Chart and figure data
--------
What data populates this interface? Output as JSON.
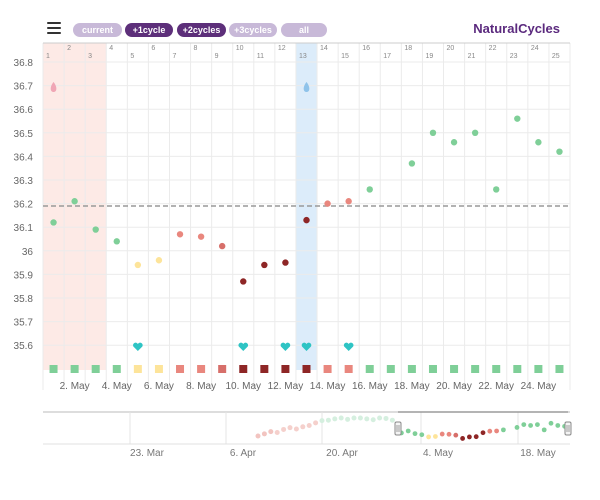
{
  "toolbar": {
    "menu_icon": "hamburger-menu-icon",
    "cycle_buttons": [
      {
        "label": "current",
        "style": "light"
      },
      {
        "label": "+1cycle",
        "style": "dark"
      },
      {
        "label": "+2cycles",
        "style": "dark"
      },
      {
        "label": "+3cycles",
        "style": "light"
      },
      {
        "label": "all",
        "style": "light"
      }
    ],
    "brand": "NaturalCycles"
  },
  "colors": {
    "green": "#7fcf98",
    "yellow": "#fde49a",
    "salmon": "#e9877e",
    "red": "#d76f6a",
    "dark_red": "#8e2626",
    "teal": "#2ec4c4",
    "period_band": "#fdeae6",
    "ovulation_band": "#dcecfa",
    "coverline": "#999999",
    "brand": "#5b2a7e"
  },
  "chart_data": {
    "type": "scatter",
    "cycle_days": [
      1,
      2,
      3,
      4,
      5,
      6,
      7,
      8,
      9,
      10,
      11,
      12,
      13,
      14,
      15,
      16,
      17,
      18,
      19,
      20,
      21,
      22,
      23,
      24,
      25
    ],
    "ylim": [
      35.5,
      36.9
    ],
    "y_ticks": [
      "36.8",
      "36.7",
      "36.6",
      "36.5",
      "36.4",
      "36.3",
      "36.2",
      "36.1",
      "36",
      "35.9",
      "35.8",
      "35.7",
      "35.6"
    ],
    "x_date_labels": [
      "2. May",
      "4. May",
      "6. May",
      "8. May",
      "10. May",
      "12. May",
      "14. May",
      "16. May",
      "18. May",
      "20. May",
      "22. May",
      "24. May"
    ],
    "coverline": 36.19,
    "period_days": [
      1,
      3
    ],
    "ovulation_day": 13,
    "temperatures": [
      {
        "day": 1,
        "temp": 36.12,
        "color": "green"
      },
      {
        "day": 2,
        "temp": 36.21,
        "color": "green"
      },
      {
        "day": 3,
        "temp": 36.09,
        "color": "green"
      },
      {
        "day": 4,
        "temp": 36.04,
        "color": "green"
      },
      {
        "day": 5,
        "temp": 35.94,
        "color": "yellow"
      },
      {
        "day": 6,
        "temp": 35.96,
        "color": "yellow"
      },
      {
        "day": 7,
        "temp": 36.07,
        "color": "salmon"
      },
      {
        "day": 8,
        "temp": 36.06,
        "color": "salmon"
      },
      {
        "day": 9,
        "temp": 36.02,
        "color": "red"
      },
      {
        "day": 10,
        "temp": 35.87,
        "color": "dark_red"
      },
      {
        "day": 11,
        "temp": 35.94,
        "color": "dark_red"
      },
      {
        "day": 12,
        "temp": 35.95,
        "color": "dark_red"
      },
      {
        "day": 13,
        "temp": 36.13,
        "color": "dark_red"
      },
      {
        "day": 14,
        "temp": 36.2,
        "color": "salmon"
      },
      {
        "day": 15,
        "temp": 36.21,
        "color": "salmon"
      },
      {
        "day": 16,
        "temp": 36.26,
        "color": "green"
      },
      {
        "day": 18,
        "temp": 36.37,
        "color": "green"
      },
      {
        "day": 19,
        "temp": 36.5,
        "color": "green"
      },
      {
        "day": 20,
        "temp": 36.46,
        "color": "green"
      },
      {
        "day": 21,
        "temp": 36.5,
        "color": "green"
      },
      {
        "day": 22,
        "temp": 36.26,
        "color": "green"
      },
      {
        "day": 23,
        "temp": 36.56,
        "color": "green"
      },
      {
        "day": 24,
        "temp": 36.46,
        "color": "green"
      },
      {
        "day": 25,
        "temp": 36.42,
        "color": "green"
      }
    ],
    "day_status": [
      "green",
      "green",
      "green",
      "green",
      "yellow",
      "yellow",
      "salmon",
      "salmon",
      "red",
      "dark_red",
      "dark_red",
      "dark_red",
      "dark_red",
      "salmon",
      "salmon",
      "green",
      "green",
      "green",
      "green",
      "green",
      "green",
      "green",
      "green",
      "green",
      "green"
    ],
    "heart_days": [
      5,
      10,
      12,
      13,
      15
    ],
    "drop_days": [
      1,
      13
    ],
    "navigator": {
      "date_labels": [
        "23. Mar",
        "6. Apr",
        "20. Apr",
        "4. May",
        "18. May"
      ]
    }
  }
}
--------
The records above must be transcribed exactly. Pictures are left out of the copy.

== Solution for this exercise ==
What data populates this interface? Output as JSON.
{
  "toolbar": {
    "menu_icon": "hamburger-menu-icon",
    "cycle_buttons": [
      {
        "label": "current",
        "style": "light"
      },
      {
        "label": "+1cycle",
        "style": "dark"
      },
      {
        "label": "+2cycles",
        "style": "dark"
      },
      {
        "label": "+3cycles",
        "style": "light"
      },
      {
        "label": "all",
        "style": "light"
      }
    ],
    "brand": "NaturalCycles"
  },
  "colors": {
    "green": "#7fcf98",
    "yellow": "#fde49a",
    "salmon": "#e9877e",
    "red": "#d76f6a",
    "dark_red": "#8e2626",
    "teal": "#2ec4c4",
    "period_band": "#fdeae6",
    "ovulation_band": "#dcecfa",
    "coverline": "#999999",
    "brand": "#5b2a7e"
  },
  "chart_data": {
    "type": "scatter",
    "cycle_days": [
      1,
      2,
      3,
      4,
      5,
      6,
      7,
      8,
      9,
      10,
      11,
      12,
      13,
      14,
      15,
      16,
      17,
      18,
      19,
      20,
      21,
      22,
      23,
      24,
      25
    ],
    "ylim": [
      35.5,
      36.9
    ],
    "y_ticks": [
      "36.8",
      "36.7",
      "36.6",
      "36.5",
      "36.4",
      "36.3",
      "36.2",
      "36.1",
      "36",
      "35.9",
      "35.8",
      "35.7",
      "35.6"
    ],
    "x_date_labels": [
      "2. May",
      "4. May",
      "6. May",
      "8. May",
      "10. May",
      "12. May",
      "14. May",
      "16. May",
      "18. May",
      "20. May",
      "22. May",
      "24. May"
    ],
    "coverline": 36.19,
    "period_days": [
      1,
      3
    ],
    "ovulation_day": 13,
    "temperatures": [
      {
        "day": 1,
        "temp": 36.12,
        "color": "green"
      },
      {
        "day": 2,
        "temp": 36.21,
        "color": "green"
      },
      {
        "day": 3,
        "temp": 36.09,
        "color": "green"
      },
      {
        "day": 4,
        "temp": 36.04,
        "color": "green"
      },
      {
        "day": 5,
        "temp": 35.94,
        "color": "yellow"
      },
      {
        "day": 6,
        "temp": 35.96,
        "color": "yellow"
      },
      {
        "day": 7,
        "temp": 36.07,
        "color": "salmon"
      },
      {
        "day": 8,
        "temp": 36.06,
        "color": "salmon"
      },
      {
        "day": 9,
        "temp": 36.02,
        "color": "red"
      },
      {
        "day": 10,
        "temp": 35.87,
        "color": "dark_red"
      },
      {
        "day": 11,
        "temp": 35.94,
        "color": "dark_red"
      },
      {
        "day": 12,
        "temp": 35.95,
        "color": "dark_red"
      },
      {
        "day": 13,
        "temp": 36.13,
        "color": "dark_red"
      },
      {
        "day": 14,
        "temp": 36.2,
        "color": "salmon"
      },
      {
        "day": 15,
        "temp": 36.21,
        "color": "salmon"
      },
      {
        "day": 16,
        "temp": 36.26,
        "color": "green"
      },
      {
        "day": 18,
        "temp": 36.37,
        "color": "green"
      },
      {
        "day": 19,
        "temp": 36.5,
        "color": "green"
      },
      {
        "day": 20,
        "temp": 36.46,
        "color": "green"
      },
      {
        "day": 21,
        "temp": 36.5,
        "color": "green"
      },
      {
        "day": 22,
        "temp": 36.26,
        "color": "green"
      },
      {
        "day": 23,
        "temp": 36.56,
        "color": "green"
      },
      {
        "day": 24,
        "temp": 36.46,
        "color": "green"
      },
      {
        "day": 25,
        "temp": 36.42,
        "color": "green"
      }
    ],
    "day_status": [
      "green",
      "green",
      "green",
      "green",
      "yellow",
      "yellow",
      "salmon",
      "salmon",
      "red",
      "dark_red",
      "dark_red",
      "dark_red",
      "dark_red",
      "salmon",
      "salmon",
      "green",
      "green",
      "green",
      "green",
      "green",
      "green",
      "green",
      "green",
      "green",
      "green"
    ],
    "heart_days": [
      5,
      10,
      12,
      13,
      15
    ],
    "drop_days": [
      1,
      13
    ],
    "navigator": {
      "date_labels": [
        "23. Mar",
        "6. Apr",
        "20. Apr",
        "4. May",
        "18. May"
      ]
    }
  }
}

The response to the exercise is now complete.